Exercise
Write out the data again in full, exactly as it reads.
---------- Listed entries ----------
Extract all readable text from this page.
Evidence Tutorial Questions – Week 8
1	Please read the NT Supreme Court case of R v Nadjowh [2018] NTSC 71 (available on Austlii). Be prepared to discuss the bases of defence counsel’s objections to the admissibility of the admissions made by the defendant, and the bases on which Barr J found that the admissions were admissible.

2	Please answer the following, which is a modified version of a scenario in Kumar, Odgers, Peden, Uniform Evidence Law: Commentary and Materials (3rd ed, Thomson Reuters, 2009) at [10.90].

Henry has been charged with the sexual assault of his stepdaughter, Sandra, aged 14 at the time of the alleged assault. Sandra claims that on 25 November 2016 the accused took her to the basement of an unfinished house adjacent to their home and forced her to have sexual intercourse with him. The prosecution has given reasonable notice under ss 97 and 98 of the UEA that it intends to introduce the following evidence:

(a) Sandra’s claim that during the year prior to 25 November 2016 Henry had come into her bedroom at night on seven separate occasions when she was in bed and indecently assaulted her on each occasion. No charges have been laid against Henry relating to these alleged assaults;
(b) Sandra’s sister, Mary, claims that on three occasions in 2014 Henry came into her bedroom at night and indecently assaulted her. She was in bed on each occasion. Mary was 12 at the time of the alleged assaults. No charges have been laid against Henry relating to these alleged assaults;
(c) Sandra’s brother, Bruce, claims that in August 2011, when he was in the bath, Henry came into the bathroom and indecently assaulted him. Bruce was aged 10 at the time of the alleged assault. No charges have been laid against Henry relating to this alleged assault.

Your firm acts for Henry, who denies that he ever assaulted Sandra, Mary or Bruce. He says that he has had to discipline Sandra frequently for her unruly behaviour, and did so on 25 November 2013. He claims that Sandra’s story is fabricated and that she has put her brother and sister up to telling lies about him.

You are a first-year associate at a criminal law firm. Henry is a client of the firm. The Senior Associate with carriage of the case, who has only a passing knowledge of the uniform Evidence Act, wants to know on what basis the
----------
Written solution
Extract all readable text from this page.
Evidence Tutorial Questions – Week 8
1	Please read the NT Supreme Court case of R v Nadjowh [2018] NTSC 71 (available on Austlii). Be prepared to discuss the bases of defence counsel’s objections to the admissibility of the admissions made by the defendant, and the bases on which Barr J found that the admissions were admissible.

2	Please answer the following, which is a modified version of a scenario in Kumar, Odgers, Peden, Uniform Evidence Law: Commentary and Materials (3rd ed, Thomson Reuters, 2009) at [10.90].

Henry has been charged with the sexual assault of his stepdaughter, Sandra, aged 14 at the time of the alleged assault. Sandra claims that on 25 November 2016 the accused took her to the basement of an unfinished house adjacent to their home and forced her to have sexual intercourse with him. The prosecution has given reasonable notice under ss 97 and 98 of the UEA that it intends to introduce the following evidence:

(a) Sandra’s claim that during the year prior to 25 November 2016 Henry had come into her bedroom at night on seven separate occasions when she was in bed and indecently assaulted her on each occasion. No charges have been laid against Henry relating to these alleged assaults;
(b) Sandra’s sister, Mary, claims that on three occasions in 2014 Henry came into her bedroom at night and indecently assaulted her. She was in bed on each occasion. Mary was 12 at the time of the alleged assaults. No charges have been laid against Henry relating to these alleged assaults;
(c) Sandra’s brother, Bruce, claims that in August 2011, when he was in the bath, Henry came into the bathroom and indecently assaulted him. Bruce was aged 10 at the time of the alleged assault. No charges have been laid against Henry relating to this alleged assault.

Your firm acts for Henry, who denies that he ever assaulted Sandra, Mary or Bruce. He says that he has had to discipline Sandra frequently for her unruly behaviour, and did so on 25 November 2013. He claims that Sandra’s story is fabricated and that she has put her brother and sister up to telling lies about him.

You are a first-year associate at a criminal law firm. Henry is a client of the firm. The Senior Associate with carriage of the case, who has only a passing knowledge of the uniform Evidence Act, wants to know on what basis the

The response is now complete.